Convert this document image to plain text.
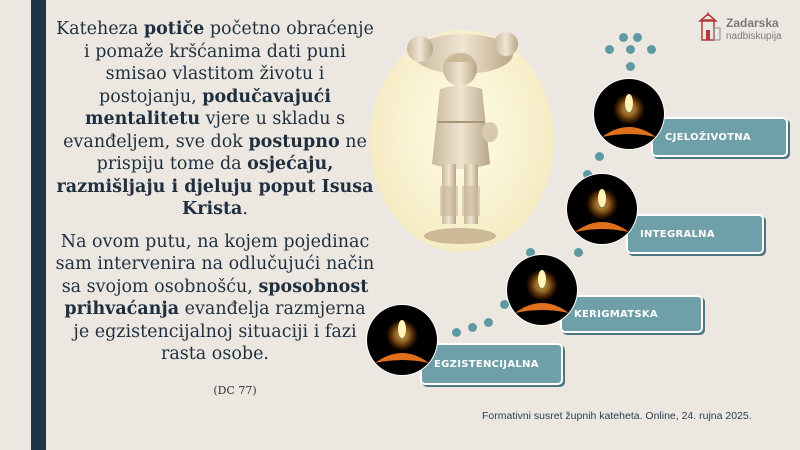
Zadarska
nadbiskupija

Kateheza potiče početno obraćenje i pomaže kršćanima dati puni smisao vlastitom životu i postojanju, podučavajući mentalitetu vjere u skladu s evanđeljem, sve dok postupno ne prispiju tome da osjećaju, razmišljaju i djeluju poput Isusa Krista.

Na ovom putu, na kojem pojedinac sam intervenira na odlučujući način sa svojom osobnošću, sposobnost prihvaćanja evanđelja razmjerna je egzistencijalnoj situaciji i fazi rasta osobe.

(DC 77)
EGZISTENCIJALNA
KERIGMATSKA
INTEGRALNA
CJELOŽIVOTNA
Formativni susret župnih kateheta. Online, 24. rujna 2025.
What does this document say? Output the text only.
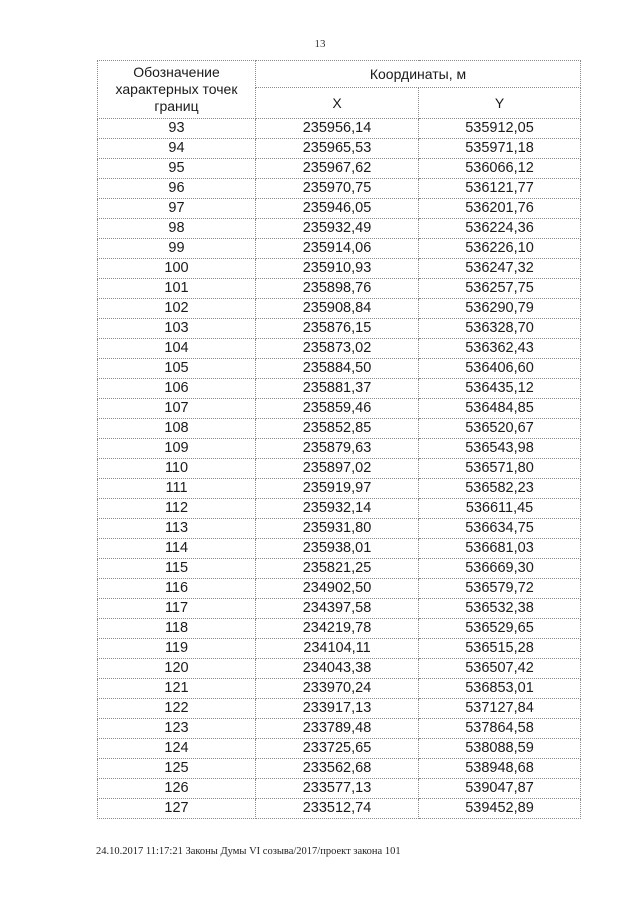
13
Обозначение характерных точек границ	Координаты, м	
	X	Y
93	235956,14	535912,05
94	235965,53	535971,18
95	235967,62	536066,12
96	235970,75	536121,77
97	235946,05	536201,76
98	235932,49	536224,36
99	235914,06	536226,10
100	235910,93	536247,32
101	235898,76	536257,75
102	235908,84	536290,79
103	235876,15	536328,70
104	235873,02	536362,43
105	235884,50	536406,60
106	235881,37	536435,12
107	235859,46	536484,85
108	235852,85	536520,67
109	235879,63	536543,98
110	235897,02	536571,80
111	235919,97	536582,23
112	235932,14	536611,45
113	235931,80	536634,75
114	235938,01	536681,03
115	235821,25	536669,30
116	234902,50	536579,72
117	234397,58	536532,38
118	234219,78	536529,65
119	234104,11	536515,28
120	234043,38	536507,42
121	233970,24	536853,01
122	233917,13	537127,84
123	233789,48	537864,58
124	233725,65	538088,59
125	233562,68	538948,68
126	233577,13	539047,87
127	233512,74	539452,89
24.10.2017 11:17:21 Законы Думы VI созыва/2017/проект закона 101
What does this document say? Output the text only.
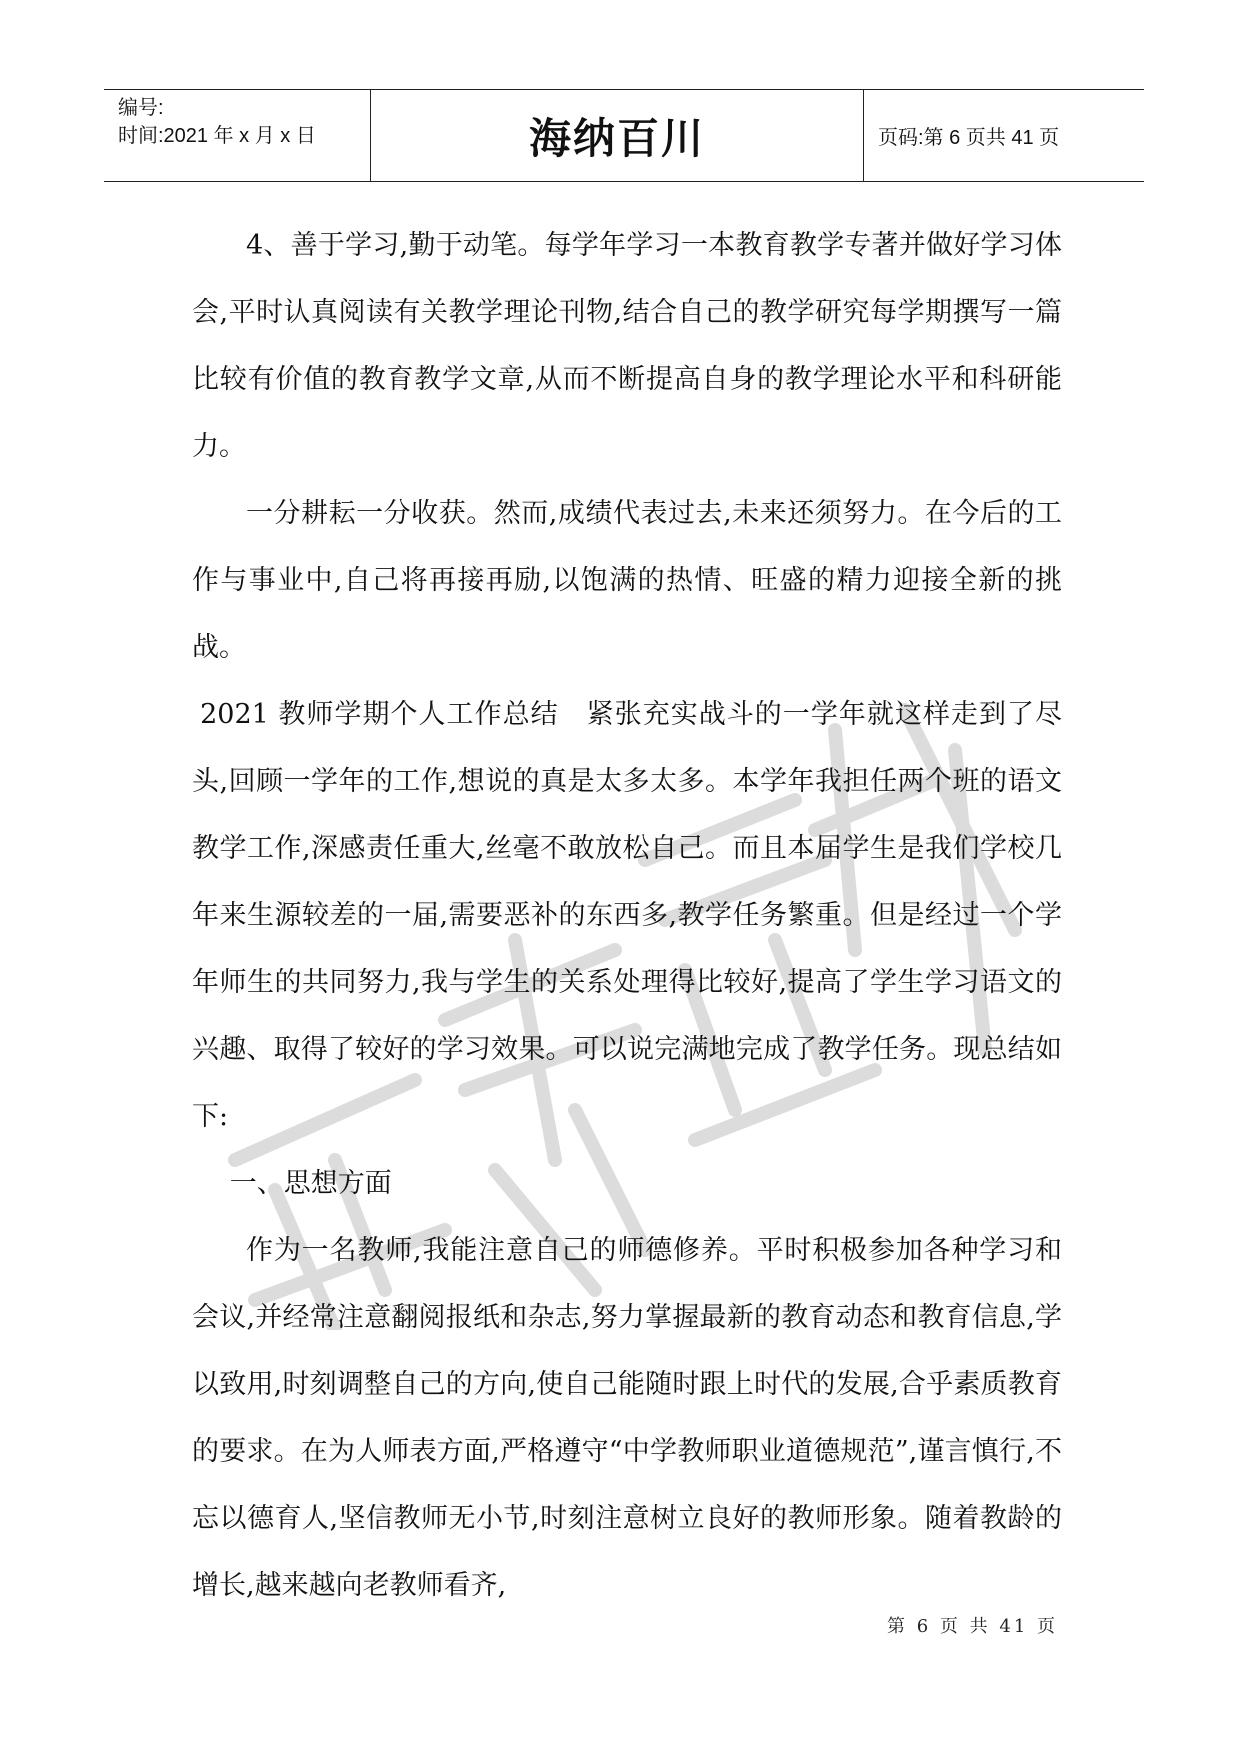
编号:
时间:2021 年 x 月 x 日	海纳百川	页码:第 6 页共 41 页
严禁复制

4、善于学习,勤于动笔。每学年学习一本教育教学专著并做好学习体会,平时认真阅读有关教学理论刊物,结合自己的教学研究每学期撰写一篇比较有价值的教育教学文章,从而不断提高自身的教学理论水平和科研能力。

一分耕耘一分收获。然而,成绩代表过去,未来还须努力。在今后的工作与事业中,自己将再接再励,以饱满的热情、旺盛的精力迎接全新的挑战。

2021 教师学期个人工作总结　紧张充实战斗的一学年就这样走到了尽头,回顾一学年的工作,想说的真是太多太多。本学年我担任两个班的语文教学工作,深感责任重大,丝毫不敢放松自己。而且本届学生是我们学校几年来生源较差的一届,需要恶补的东西多,教学任务繁重。但是经过一个学年师生的共同努力,我与学生的关系处理得比较好,提高了学生学习语文的兴趣、取得了较好的学习效果。可以说完满地完成了教学任务。现总结如下:

一、思想方面

作为一名教师,我能注意自己的师德修养。平时积极参加各种学习和会议,并经常注意翻阅报纸和杂志,努力掌握最新的教育动态和教育信息,学以致用,时刻调整自己的方向,使自己能随时跟上时代的发展,合乎素质教育的要求。在为人师表方面,严格遵守“中学教师职业道德规范”,谨言慎行,不忘以德育人,坚信教师无小节,时刻注意树立良好的教师形象。随着教龄的增长,越来越向老教师看齐,

第 6 页 共 41 页
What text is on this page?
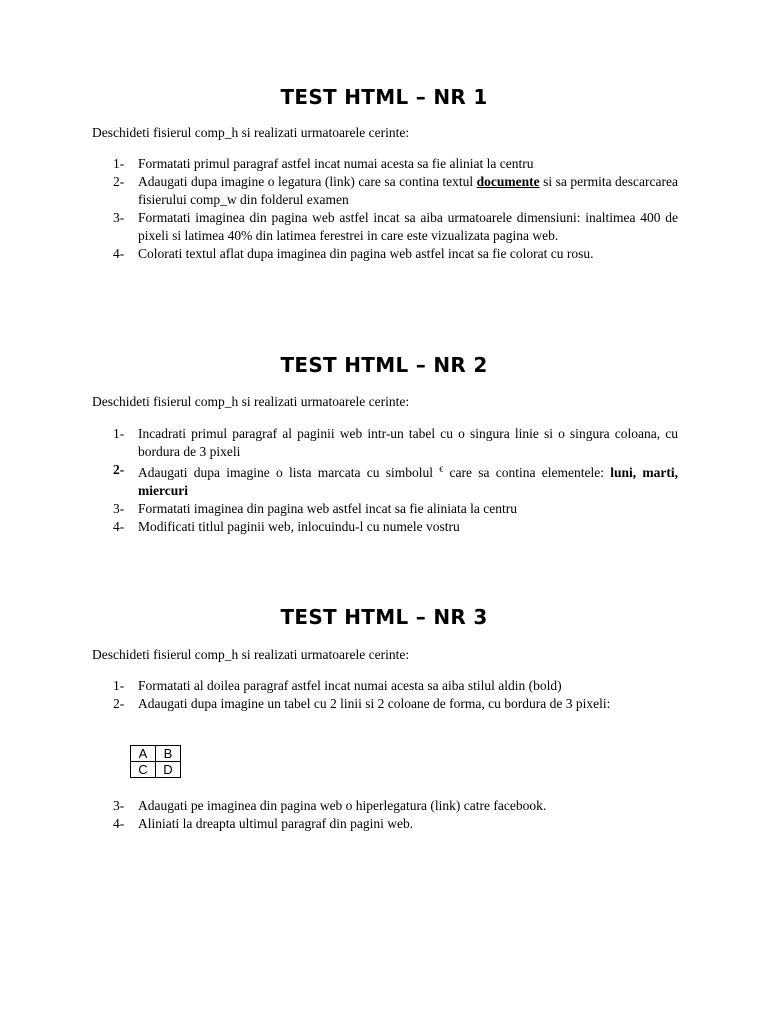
TEST HTML – NR 1

Deschideti fisierul comp_h si realizati urmatoarele cerinte:

1-	Formatati primul paragraf astfel incat numai acesta sa fie aliniat la centru
2-	Adaugati dupa imagine o legatura (link) care sa contina textul documente si sa permita descarcarea fisierului comp_w din folderul examen
3-	Formatati imaginea din pagina web astfel incat sa aiba urmatoarele dimensiuni: inaltimea 400 de pixeli si latimea 40% din latimea ferestrei in care este vizualizata pagina web.
4-	Colorati textul aflat dupa imaginea din pagina web astfel incat sa fie colorat cu rosu.
TEST HTML – NR 2

Deschideti fisierul comp_h si realizati urmatoarele cerinte:

1-	Incadrati primul paragraf al paginii web intr-un tabel cu o singura linie si o singura coloana, cu bordura de 3 pixeli
2-	Adaugati dupa imagine o lista marcata cu simbolul € care sa contina elementele: luni, marti, miercuri
3-	Formatati imaginea din pagina web astfel incat sa fie aliniata la centru
4-	Modificati titlul paginii web, inlocuindu-l cu numele vostru
TEST HTML – NR 3

Deschideti fisierul comp_h si realizati urmatoarele cerinte:

1-	Formatati al doilea paragraf astfel incat numai acesta sa aiba stilul aldin (bold)
2-	Adaugati dupa imagine un tabel cu 2 linii si 2 coloane de forma, cu bordura de 3 pixeli:
A	B
C	D
3-	Adaugati pe imaginea din pagina web o hiperlegatura (link) catre facebook.
4-	Aliniati la dreapta ultimul paragraf din pagini web.
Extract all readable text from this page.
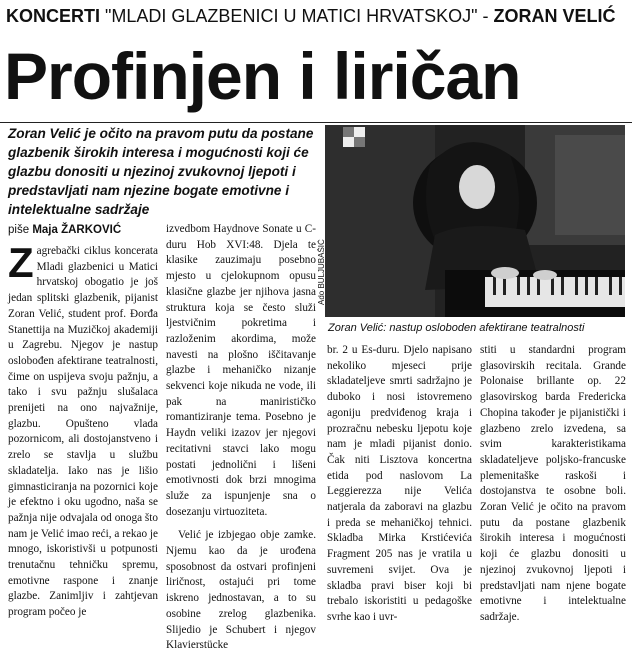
KONCERTI "MLADI GLAZBENICI U MATICI HRVATSKOJ" - ZORAN VELIĆ
Profinjen i liričan

Zoran Velić je očito na pravom putu da postane glazbenik širokih interesa i mogućnosti koji će glazbu donositi u njezinoj zvukovnoj ljepoti i predstavljati nam njezine bogate emotivne i intelektualne sadržaje

piše Maja ŽARKOVIĆ
Ado BULJUBAŠIĆ
Zoran Velić: nastup osloboden afektirane teatralnosti

Zagrebački ciklus koncerata Mladi glazbenici u Matici hrvatskoj obogatio je još jedan splitski glazbenik, pijanist Zoran Velić, student prof. Đorđa Stanettija na Muzičkoj akademiji u Zagrebu. Njegov je nastup oslobođen afektirane teatralnosti, čime on uspijeva svoju pažnju, a tako i svu pažnju slušalaca prenijeti na ono najvažnije, glazbu. Opušteno vlada pozornicom, ali dostojanstveno i zrelo se stavlja u službu skladatelja. Iako nas je lišio gimnasticiranja na pozornici koje je efektno i oku ugodno, naša se pažnja nije odvajala od onoga što nam je Velić imao reći, a rekao je mnogo, iskoristivši u potpunosti trenutačnu tehničku spremu, emotivne raspone i znanje glazbe. Zanimljiv i zahtjevan program počeo je

izvedbom Haydnove Sonate u C-duru Hob XVI:48. Djela te klasike zauzimaju posebno mjesto u cjelokupnom opusu klasične glazbe jer njihova jasna struktura koja se često služi ljestvičnim pokretima i razloženim akordima, može navesti na plošno iščitavanje glazbe i mehaničko nizanje sekvenci koje nikuda ne vode, ili pak na manirističko romantiziranje tema. Posebno je Haydn veliki izazov jer njegovi recitativni stavci lako mogu postati jednolični i lišeni emotivnosti dok brzi mnogima služe za ispunjenje sna o dosezanju virtuozitetа.

Velić je izbjegao obje zamke. Njemu kao da je urođena sposobnost da ostvari profinjeni liričnost, ostajući pri tome iskreno jednostavan, a to su osobine zrelog glazbenika. Slijedio je Schubert i njegov Klavierstücke

br. 2 u Es-duru. Djelo napisano nekoliko mjeseci prije skladateljeve smrti sadržajno je duboko i nosi istovremeno agoniju predviđenog kraja i prozračnu nebesku ljepotu koje nam je mladi pijanist donio. Čak niti Lisztova koncertna etida pod naslovom La Leggierezza nije Velića natjerala da zaboravi na glazbu i preda se mehaničkoj tehnici. Skladba Mirka Krstićevića Fragment 205 nas je vratila u suvremeni svijet. Ova je skladba pravi biser koji bi trebalo iskoristiti u pedagoške svrhe kao i uvr-

stiti u standardni program glasovirskih recitala. Grande Polonaise brillante op. 22 glasovirskog barda Fredericka Chopina također je pijanistički i glazbeno zrelo izvedena, sa svim karakteristikama skladateljeve poljsko-francuske plemenitaške raskoši i dostojanstva te osobne boli. Zoran Velić je očito na pravom putu da postane glazbenik širokih interesa i mogućnosti koji će glazbu donositi u njezinoj zvukovnoj ljepoti i predstavljati nam njene bogate emotivne i intelektualne sadržaje.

▶ _Exercise details_
Count the lines above in which the word "Formatati" appears, then state only that count.

▶ _The answer_
4